#### EXERCISE REQUIREMENTS:
Below are the records. Gather each line that holds "และไม".
----------
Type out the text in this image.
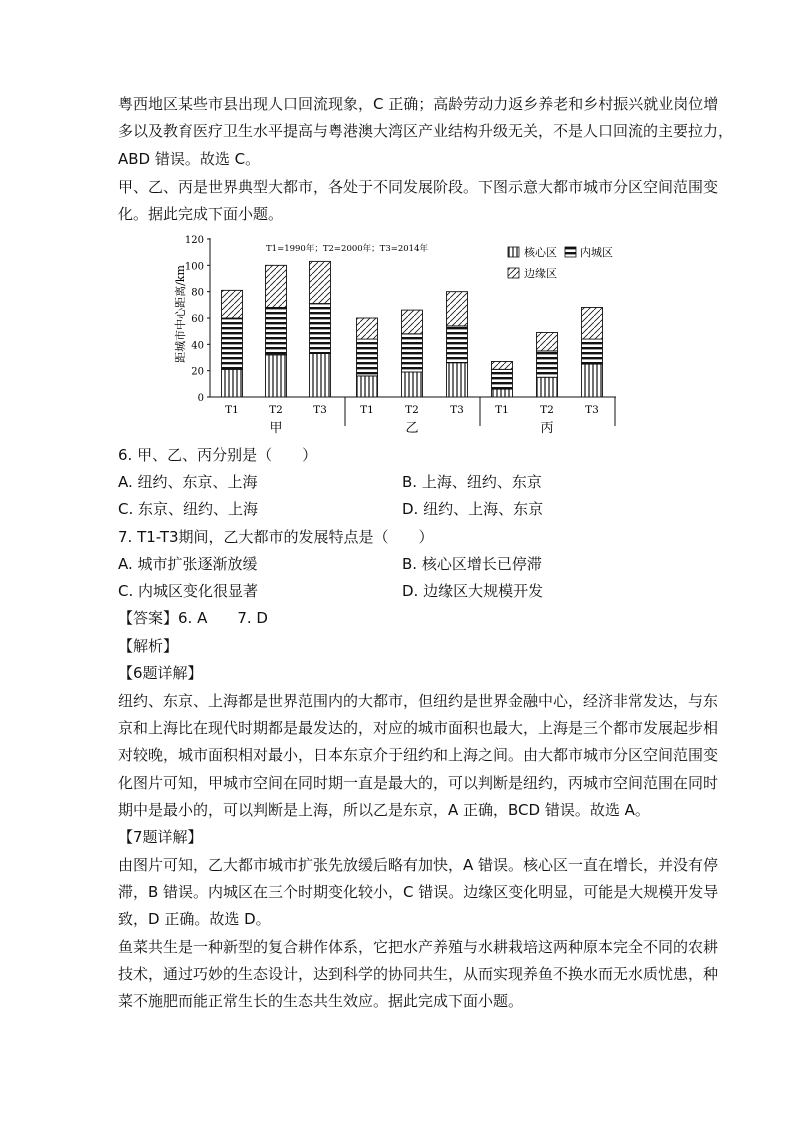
粤西地区某些市县出现人口回流现象，C 正确；高龄劳动力返乡养老和乡村振兴就业岗位增
多以及教育医疗卫生水平提高与粤港澳大湾区产业结构升级无关，不是人口回流的主要拉力，
ABD 错误。故选 C。
甲、乙、丙是世界典型大都市，各处于不同发展阶段。下图示意大都市城市分区空间范围变
化。据此完成下面小题。
0
20
40
60
80
100
120
T1	T2	T3	T1	T2	T3	T1	T2	T3
甲	乙	丙
距城市中心距离/km
T1=1990年；T2=2000年；T3=2014年	核心区 内城区
边缘区
6. 甲、乙、丙分别是（　　）
A. 纽约、东京、上海	B. 上海、纽约、东京
C. 东京、纽约、上海	D. 纽约、上海、东京
7. T1-T3期间，乙大都市的发展特点是（　　）
A. 城市扩张逐渐放缓	B. 核心区增长已停滞
C. 内城区变化很显著	D. 边缘区大规模开发
【答案】6. A　　7. D
【解析】
【6题详解】
纽约、东京、上海都是世界范围内的大都市，但纽约是世界金融中心，经济非常发达，与东
京和上海比在现代时期都是最发达的，对应的城市面积也最大，上海是三个都市发展起步相
对较晚，城市面积相对最小，日本东京介于纽约和上海之间。由大都市城市分区空间范围变
化图片可知，甲城市空间在同时期一直是最大的，可以判断是纽约，丙城市空间范围在同时
期中是最小的，可以判断是上海，所以乙是东京，A 正确，BCD 错误。故选 A。
【7题详解】
由图片可知，乙大都市城市扩张先放缓后略有加快，A 错误。核心区一直在增长，并没有停
滞，B 错误。内城区在三个时期变化较小，C 错误。边缘区变化明显，可能是大规模开发导
致，D 正确。故选 D。
鱼菜共生是一种新型的复合耕作体系，它把水产养殖与水耕栽培这两种原本完全不同的农耕
技术，通过巧妙的生态设计，达到科学的协同共生，从而实现养鱼不换水而无水质忧患，种
菜不施肥而能正常生长的生态共生效应。据此完成下面小题。
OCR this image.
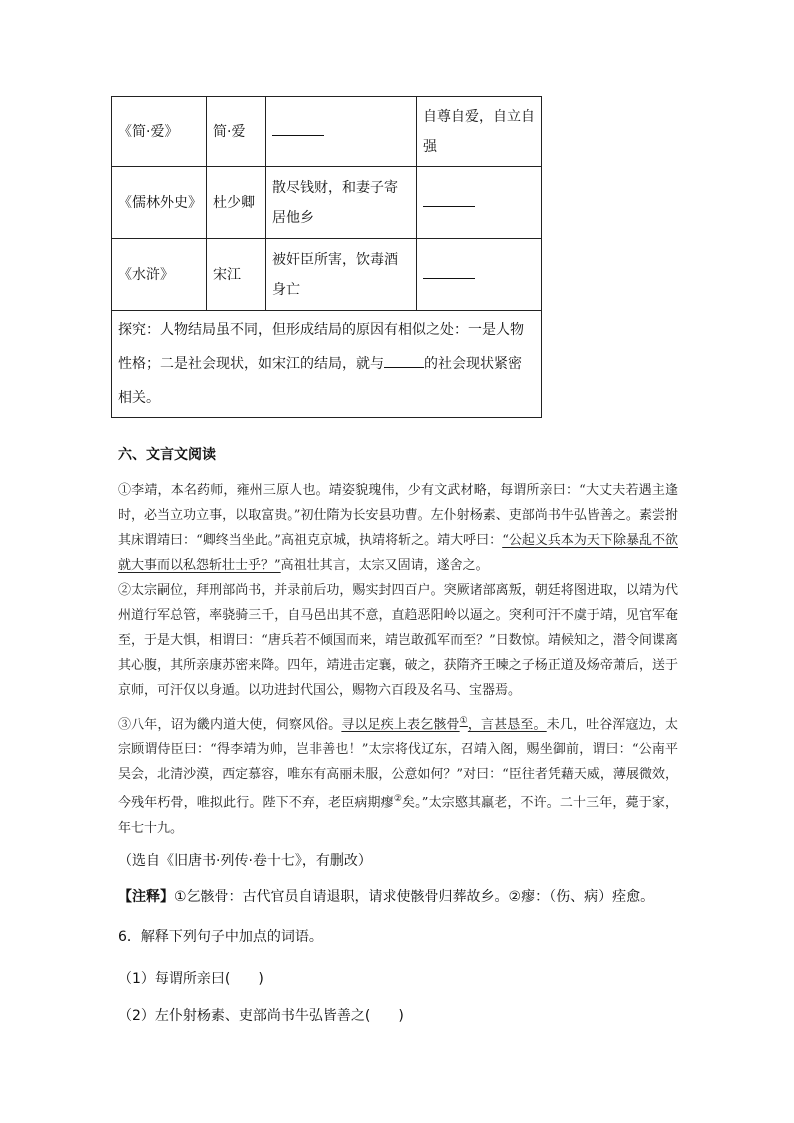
《简·爱》	简·爱		自尊自爱，自立自强
《儒林外史》	杜少卿	散尽钱财，和妻子寄居他乡	
《水浒》	宋江	被奸臣所害，饮毒酒身亡	
探究：人物结局虽不同，但形成结局的原因有相似之处：一是人物性格；二是社会现状，如宋江的结局，就与 的社会现状紧密相关。			
六、文言文阅读
①李靖，本名药师，雍州三原人也。靖姿貌瑰伟，少有文武材略，每谓所亲曰：“大丈夫若遇主逢时，必当立功立事，以取富贵。”初仕隋为长安县功曹。左仆射杨素、吏部尚书牛弘皆善之。素尝拊其床谓靖曰：“卿终当坐此。”高祖克京城，执靖将斩之。靖大呼曰：“公起义兵本为天下除暴乱不欲就大事而以私怨斩壮士乎？”高祖壮其言，太宗又固请，遂舍之。
②太宗嗣位，拜刑部尚书，并录前后功，赐实封四百户。突厥诸部离叛，朝廷将图进取，以靖为代州道行军总管，率骁骑三千，自马邑出其不意，直趋恶阳岭以逼之。突利可汗不虞于靖，见官军奄至，于是大惧，相谓曰：“唐兵若不倾国而来，靖岂敢孤军而至？”日数惊。靖候知之，潜令间谍离其心腹，其所亲康苏密来降。四年，靖进击定襄，破之，获隋齐王暕之子杨正道及炀帝萧后，送于京师，可汗仅以身遁。以功进封代国公，赐物六百段及名马、宝器焉。
③八年，诏为畿内道大使，伺察风俗。寻以足疾上表乞骸骨①，言甚恳至。未几，吐谷浑寇边，太宗顾谓侍臣曰：“得李靖为帅，岂非善也！”太宗将伐辽东，召靖入阁，赐坐御前，谓曰：“公南平吴会，北清沙漠，西定慕容，唯东有高丽未服，公意如何？”对曰：“臣往者凭藉天威，薄展微效，今残年朽骨，唯拟此行。陛下不弃，老臣病期瘳②矣。”太宗愍其羸老，不许。二十三年，薨于家，年七十九。
（选自《旧唐书·列传·卷十七》，有删改）
【注释】①乞骸骨：古代官员自请退职，请求使骸骨归葬故乡。②瘳：（伤、病）痊愈。
6．解释下列句子中加点的词语。
（1）每谓所亲曰(　　)
（2）左仆射杨素、吏部尚书牛弘皆善之(　　)
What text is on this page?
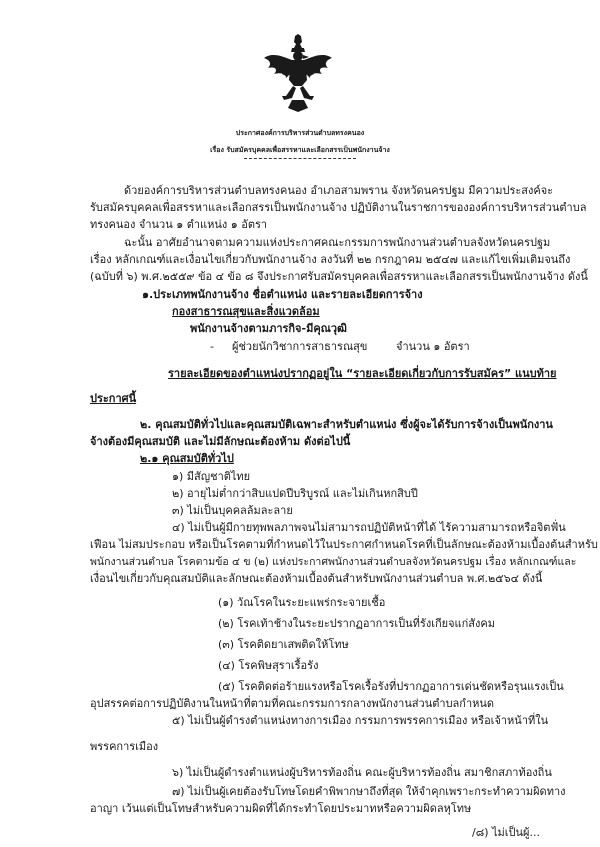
ประกาศองค์การบริหารส่วนตำบลทรงคนอง
เรื่อง รับสมัครบุคคลเพื่อสรรหาและเลือกสรรเป็นพนักงานจ้าง
ด้วยองค์การบริหารส่วนตำบลทรงคนอง อำเภอสามพราน จังหวัดนครปฐม มีความประสงค์จะ
รับสมัครบุคคลเพื่อสรรหาและเลือกสรรเป็นพนักงานจ้าง ปฏิบัติงานในราชการขององค์การบริหารส่วนตำบล
ทรงคนอง จำนวน ๑ ตำแหน่ง ๑ อัตรา
ฉะนั้น อาศัยอำนาจตามความแห่งประกาศคณะกรรมการพนักงานส่วนตำบลจังหวัดนครปฐม
เรื่อง หลักเกณฑ์และเงื่อนไขเกี่ยวกับพนักงานจ้าง ลงวันที่ ๒๒ กรกฎาคม ๒๕๔๗ และแก้ไขเพิ่มเติมจนถึง
(ฉบับที่ ๖) พ.ศ.๒๕๕๙ ข้อ ๔ ข้อ ๘ จึงประกาศรับสมัครบุคคลเพื่อสรรหาและเลือกสรรเป็นพนักงานจ้าง ดังนี้
๑.ประเภทพนักงานจ้าง ชื่อตำแหน่ง และรายละเอียดการจ้าง
กองสาธารณสุขและสิ่งแวดล้อม
พนักงานจ้างตามภารกิจ-มีคุณวุฒิ
- ผู้ช่วยนักวิชาการสาธารณสุข	จำนวน ๑ อัตรา
รายละเอียดของตำแหน่งปรากฏอยู่ใน “รายละเอียดเกี่ยวกับการรับสมัคร” แนบท้าย
ประกาศนี้
๒. คุณสมบัติทั่วไปและคุณสมบัติเฉพาะสำหรับตำแหน่ง ซึ่งผู้จะได้รับการจ้างเป็นพนักงาน
จ้างต้องมีคุณสมบัติ และไม่มีลักษณะต้องห้าม ดังต่อไปนี้
๒.๑ คุณสมบัติทั่วไป
๑) มีสัญชาติไทย
๒) อายุไม่ต่ำกว่าสิบแปดปีบริบูรณ์ และไม่เกินหกสิบปี
๓) ไม่เป็นบุคคลล้มละลาย
๔) ไม่เป็นผู้มีกายทุพพลภาพจนไม่สามารถปฏิบัติหน้าที่ได้ ไร้ความสามารถหรือจิตฟั่น
เฟือน ไม่สมประกอบ หรือเป็นโรคตามที่กำหนดไว้ในประกาศกำหนดโรคที่เป็นลักษณะต้องห้ามเบื้องต้นสำหรับ
พนักงานส่วนตำบล โรคตามข้อ ๔ ข (๒) แห่งประกาศพนักงานส่วนตำบลจังหวัดนครปฐม เรื่อง หลักเกณฑ์และ
เงื่อนไขเกี่ยวกับคุณสมบัติและลักษณะต้องห้ามเบื้องต้นสำหรับพนักงานส่วนตำบล พ.ศ.๒๕๖๔ ดังนี้
(๑) วัณโรคในระยะแพร่กระจายเชื้อ
(๒) โรคเท้าช้างในระยะปรากฏอาการเป็นที่รังเกียจแก่สังคม
(๓) โรคติดยาเสพติดให้โทษ
(๔) โรคพิษสุราเรื้อรัง
(๕) โรคติดต่อร้ายแรงหรือโรคเรื้อรังที่ปรากฏอาการเด่นชัดหรือรุนแรงเป็น
อุปสรรคต่อการปฏิบัติงานในหน้าที่ตามที่คณะกรรมการกลางพนักงานส่วนตำบลกำหนด
๕) ไม่เป็นผู้ดำรงตำแหน่งทางการเมือง กรรมการพรรคการเมือง หรือเจ้าหน้าที่ใน
พรรคการเมือง
๖) ไม่เป็นผู้ดำรงตำแหน่งผู้บริหารท้องถิ่น คณะผู้บริหารท้องถิ่น สมาชิกสภาท้องถิ่น
๗) ไม่เป็นผู้เคยต้องรับโทษโดยคำพิพากษาถึงที่สุด ให้จำคุกเพราะกระทำความผิดทาง
อาญา เว้นแต่เป็นโทษสำหรับความผิดที่ได้กระทำโดยประมาทหรือความผิดลหุโทษ
/๘) ไม่เป็นผู้...
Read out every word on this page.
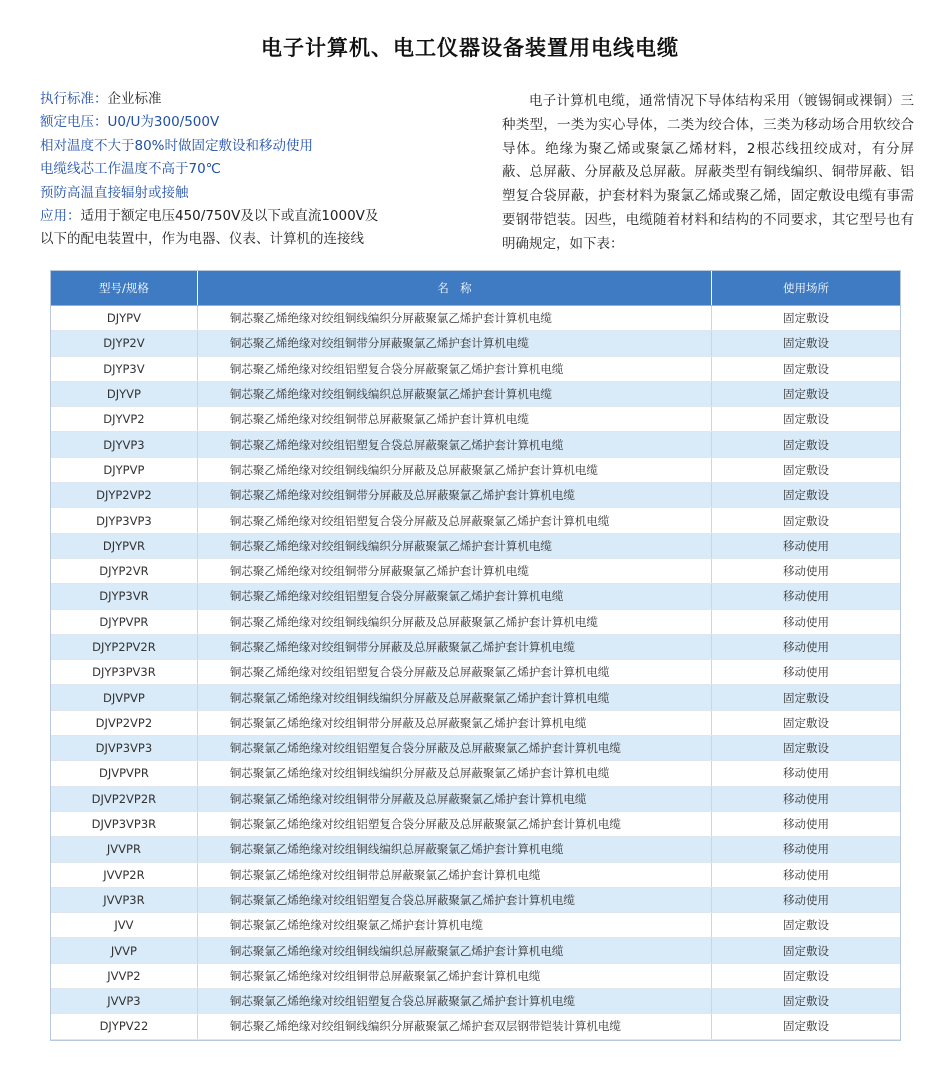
电子计算机、电工仪器设备装置用电线电缆
执行标准：企业标准
额定电压：U0/U为300/500V
相对温度不大于80%时做固定敷设和移动使用
电缆线芯工作温度不高于70℃
预防高温直接辐射或接触
应用：适用于额定电压450/750V及以下或直流1000V及
以下的配电装置中，作为电器、仪表、计算机的连接线
电子计算机电缆，通常情况下导体结构采用（镀锡铜或裸铜）三种类型，一类为实心导体，二类为绞合体，三类为移动场合用软绞合导体。绝缘为聚乙烯或聚氯乙烯材料，2根芯线扭绞成对，有分屏蔽、总屏蔽、分屏蔽及总屏蔽。屏蔽类型有铜线编织、铜带屏蔽、铝塑复合袋屏蔽，护套材料为聚氯乙烯或聚乙烯，固定敷设电缆有事需要钢带铠装。因些，电缆随着材料和结构的不同要求，其它型号也有明确规定，如下表：
型号/规格	名　称	使用场所
DJYPV	铜芯聚乙烯绝缘对绞组铜线编织分屏蔽聚氯乙烯护套计算机电缆	固定敷设
DJYP2V	铜芯聚乙烯绝缘对绞组铜带分屏蔽聚氯乙烯护套计算机电缆	固定敷设
DJYP3V	铜芯聚乙烯绝缘对绞组铝塑复合袋分屏蔽聚氯乙烯护套计算机电缆	固定敷设
DJYVP	铜芯聚乙烯绝缘对绞组铜线编织总屏蔽聚氯乙烯护套计算机电缆	固定敷设
DJYVP2	铜芯聚乙烯绝缘对绞组铜带总屏蔽聚氯乙烯护套计算机电缆	固定敷设
DJYVP3	铜芯聚乙烯绝缘对绞组铝塑复合袋总屏蔽聚氯乙烯护套计算机电缆	固定敷设
DJYPVP	铜芯聚乙烯绝缘对绞组铜线编织分屏蔽及总屏蔽聚氯乙烯护套计算机电缆	固定敷设
DJYP2VP2	铜芯聚乙烯绝缘对绞组铜带分屏蔽及总屏蔽聚氯乙烯护套计算机电缆	固定敷设
DJYP3VP3	铜芯聚乙烯绝缘对绞组铝塑复合袋分屏蔽及总屏蔽聚氯乙烯护套计算机电缆	固定敷设
DJYPVR	铜芯聚乙烯绝缘对绞组铜线编织分屏蔽聚氯乙烯护套计算机电缆	移动使用
DJYP2VR	铜芯聚乙烯绝缘对绞组铜带分屏蔽聚氯乙烯护套计算机电缆	移动使用
DJYP3VR	铜芯聚乙烯绝缘对绞组铝塑复合袋分屏蔽聚氯乙烯护套计算机电缆	移动使用
DJYPVPR	铜芯聚乙烯绝缘对绞组铜线编织分屏蔽及总屏蔽聚氯乙烯护套计算机电缆	移动使用
DJYP2PV2R	铜芯聚乙烯绝缘对绞组铜带分屏蔽及总屏蔽聚氯乙烯护套计算机电缆	移动使用
DJYP3PV3R	铜芯聚乙烯绝缘对绞组铝塑复合袋分屏蔽及总屏蔽聚氯乙烯护套计算机电缆	移动使用
DJVPVP	铜芯聚氯乙烯绝缘对绞组铜线编织分屏蔽及总屏蔽聚氯乙烯护套计算机电缆	固定敷设
DJVP2VP2	铜芯聚氯乙烯绝缘对绞组铜带分屏蔽及总屏蔽聚氯乙烯护套计算机电缆	固定敷设
DJVP3VP3	铜芯聚氯乙烯绝缘对绞组铝塑复合袋分屏蔽及总屏蔽聚氯乙烯护套计算机电缆	固定敷设
DJVPVPR	铜芯聚氯乙烯绝缘对绞组铜线编织分屏蔽及总屏蔽聚氯乙烯护套计算机电缆	移动使用
DJVP2VP2R	铜芯聚氯乙烯绝缘对绞组铜带分屏蔽及总屏蔽聚氯乙烯护套计算机电缆	移动使用
DJVP3VP3R	铜芯聚氯乙烯绝缘对绞组铝塑复合袋分屏蔽及总屏蔽聚氯乙烯护套计算机电缆	移动使用
JVVPR	铜芯聚氯乙烯绝缘对绞组铜线编织总屏蔽聚氯乙烯护套计算机电缆	移动使用
JVVP2R	铜芯聚氯乙烯绝缘对绞组铜带总屏蔽聚氯乙烯护套计算机电缆	移动使用
JVVP3R	铜芯聚氯乙烯绝缘对绞组铝塑复合袋总屏蔽聚氯乙烯护套计算机电缆	移动使用
JVV	铜芯聚氯乙烯绝缘对绞组聚氯乙烯护套计算机电缆	固定敷设
JVVP	铜芯聚氯乙烯绝缘对绞组铜线编织总屏蔽聚氯乙烯护套计算机电缆	固定敷设
JVVP2	铜芯聚氯乙烯绝缘对绞组铜带总屏蔽聚氯乙烯护套计算机电缆	固定敷设
JVVP3	铜芯聚氯乙烯绝缘对绞组铝塑复合袋总屏蔽聚氯乙烯护套计算机电缆	固定敷设
DJYPV22	铜芯聚乙烯绝缘对绞组铜线编织分屏蔽聚氯乙烯护套双层钢带铠装计算机电缆	固定敷设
----------
#### EXERCISE ANSWER:
จ้างต้องมีคุณสมบัติ และไม่มีลักษณะต้องห้าม ดังต่อไปนี้
๒) อายุไม่ต่ำกว่าสิบแปดปีบริบูรณ์ และไม่เกินหกสิบปี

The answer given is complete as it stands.